= What is needed =
Select all lines with the string "heading" in them, and copy those lines.

----- The input

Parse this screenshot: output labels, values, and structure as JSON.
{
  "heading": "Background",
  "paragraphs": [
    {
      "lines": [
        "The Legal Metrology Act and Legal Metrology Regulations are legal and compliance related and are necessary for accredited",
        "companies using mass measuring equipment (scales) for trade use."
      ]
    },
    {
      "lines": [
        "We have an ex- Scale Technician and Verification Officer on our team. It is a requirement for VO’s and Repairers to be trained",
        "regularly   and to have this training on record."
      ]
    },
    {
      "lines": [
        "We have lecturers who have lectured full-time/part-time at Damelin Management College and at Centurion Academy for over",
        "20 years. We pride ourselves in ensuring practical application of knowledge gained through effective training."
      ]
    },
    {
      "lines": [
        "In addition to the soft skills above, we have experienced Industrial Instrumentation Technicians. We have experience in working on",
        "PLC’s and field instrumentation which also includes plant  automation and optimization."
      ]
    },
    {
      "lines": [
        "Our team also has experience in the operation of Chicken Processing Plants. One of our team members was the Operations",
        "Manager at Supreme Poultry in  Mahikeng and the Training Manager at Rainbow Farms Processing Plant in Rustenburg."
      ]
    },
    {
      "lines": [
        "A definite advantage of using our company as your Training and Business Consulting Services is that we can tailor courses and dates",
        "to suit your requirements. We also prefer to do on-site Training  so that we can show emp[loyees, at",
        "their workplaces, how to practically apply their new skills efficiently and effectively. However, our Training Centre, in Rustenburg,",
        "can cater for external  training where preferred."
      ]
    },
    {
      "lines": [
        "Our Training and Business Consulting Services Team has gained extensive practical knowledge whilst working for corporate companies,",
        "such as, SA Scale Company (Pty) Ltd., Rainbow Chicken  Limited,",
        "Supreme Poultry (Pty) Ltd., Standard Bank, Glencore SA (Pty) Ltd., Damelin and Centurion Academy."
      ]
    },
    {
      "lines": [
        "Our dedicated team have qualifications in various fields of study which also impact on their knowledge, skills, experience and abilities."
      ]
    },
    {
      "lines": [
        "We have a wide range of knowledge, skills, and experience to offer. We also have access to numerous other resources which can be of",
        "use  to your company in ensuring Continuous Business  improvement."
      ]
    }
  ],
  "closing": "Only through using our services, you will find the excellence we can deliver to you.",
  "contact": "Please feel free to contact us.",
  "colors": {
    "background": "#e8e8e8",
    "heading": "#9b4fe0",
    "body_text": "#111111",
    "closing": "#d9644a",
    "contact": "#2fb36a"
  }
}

----------

= The solution =
  "heading": "Background",
    "heading": "#9b4fe0",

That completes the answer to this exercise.